(Stored data)
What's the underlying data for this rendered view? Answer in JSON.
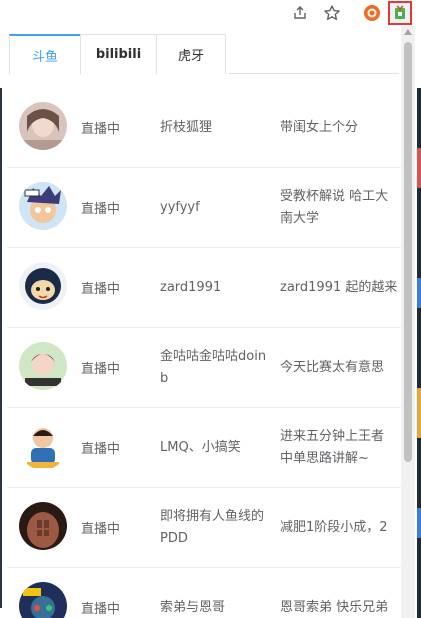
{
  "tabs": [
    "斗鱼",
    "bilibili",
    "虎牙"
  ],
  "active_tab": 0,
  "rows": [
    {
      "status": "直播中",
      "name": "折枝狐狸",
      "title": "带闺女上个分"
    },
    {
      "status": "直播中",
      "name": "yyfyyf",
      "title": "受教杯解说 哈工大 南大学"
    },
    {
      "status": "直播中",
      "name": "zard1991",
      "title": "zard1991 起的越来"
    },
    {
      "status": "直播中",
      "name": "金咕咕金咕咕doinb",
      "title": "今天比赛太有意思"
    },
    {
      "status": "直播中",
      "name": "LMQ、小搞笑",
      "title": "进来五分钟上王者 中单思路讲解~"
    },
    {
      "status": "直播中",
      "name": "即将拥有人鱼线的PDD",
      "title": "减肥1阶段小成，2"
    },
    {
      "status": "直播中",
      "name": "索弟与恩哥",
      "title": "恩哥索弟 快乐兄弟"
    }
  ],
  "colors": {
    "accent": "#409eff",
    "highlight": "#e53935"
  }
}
==
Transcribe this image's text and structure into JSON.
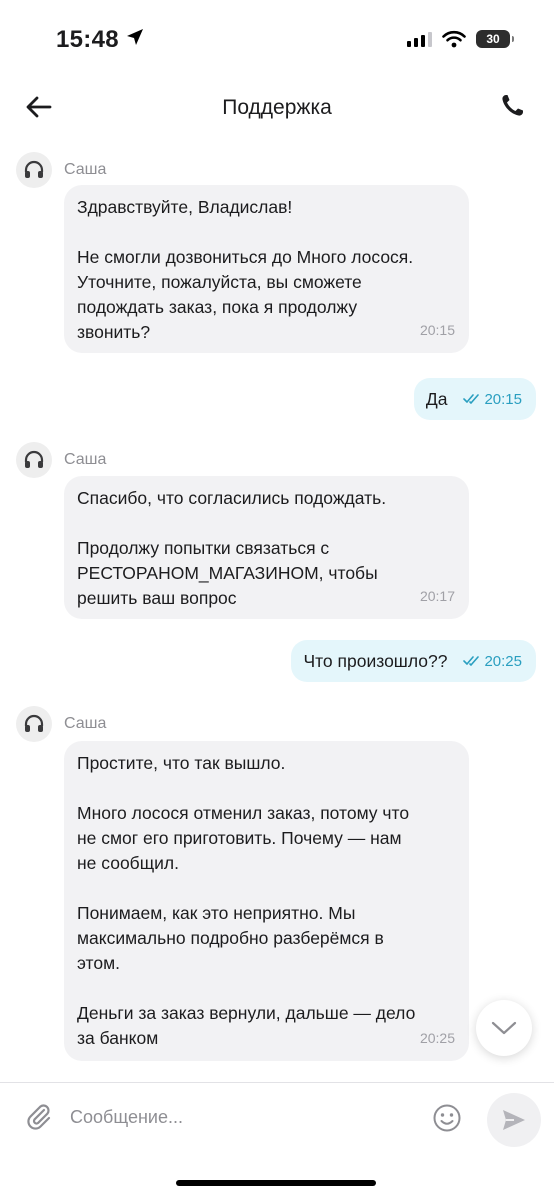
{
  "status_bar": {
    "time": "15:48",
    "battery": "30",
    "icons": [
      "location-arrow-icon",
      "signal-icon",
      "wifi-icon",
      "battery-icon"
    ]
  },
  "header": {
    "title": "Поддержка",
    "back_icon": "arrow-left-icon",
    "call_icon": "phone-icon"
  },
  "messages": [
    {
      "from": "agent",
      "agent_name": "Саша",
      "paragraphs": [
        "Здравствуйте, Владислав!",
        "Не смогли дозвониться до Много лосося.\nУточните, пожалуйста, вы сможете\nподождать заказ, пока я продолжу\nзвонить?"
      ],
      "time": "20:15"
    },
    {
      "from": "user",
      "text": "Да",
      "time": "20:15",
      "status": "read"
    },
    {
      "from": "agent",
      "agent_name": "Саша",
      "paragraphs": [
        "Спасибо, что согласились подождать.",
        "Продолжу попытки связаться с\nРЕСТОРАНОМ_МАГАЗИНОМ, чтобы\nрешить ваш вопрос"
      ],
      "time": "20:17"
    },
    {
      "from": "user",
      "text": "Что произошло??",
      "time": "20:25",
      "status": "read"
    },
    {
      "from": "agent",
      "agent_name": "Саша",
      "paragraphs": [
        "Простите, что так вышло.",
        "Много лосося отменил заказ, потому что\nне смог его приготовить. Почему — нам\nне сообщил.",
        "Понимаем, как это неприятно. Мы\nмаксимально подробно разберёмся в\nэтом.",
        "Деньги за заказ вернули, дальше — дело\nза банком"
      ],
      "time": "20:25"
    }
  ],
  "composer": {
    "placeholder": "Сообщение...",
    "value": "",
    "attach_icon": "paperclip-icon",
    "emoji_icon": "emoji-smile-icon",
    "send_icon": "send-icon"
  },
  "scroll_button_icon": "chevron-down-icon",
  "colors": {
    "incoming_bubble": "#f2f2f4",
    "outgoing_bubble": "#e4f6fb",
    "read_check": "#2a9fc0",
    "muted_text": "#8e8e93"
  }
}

* EXERCISE OBJECTIVE
Lines that include the word "title" are to be extracted from the data above.

* WORKED SOLUTION
      "title": "带闺女上个分"
      "title": "受教杯解说 哈工大 南大学"
      "title": "zard1991 起的越来"
      "title": "今天比赛太有意思"
      "title": "进来五分钟上王者 中单思路讲解~"
      "title": "减肥1阶段小成，2"
      "title": "恩哥索弟 快乐兄弟"
    "title": "Поддержка",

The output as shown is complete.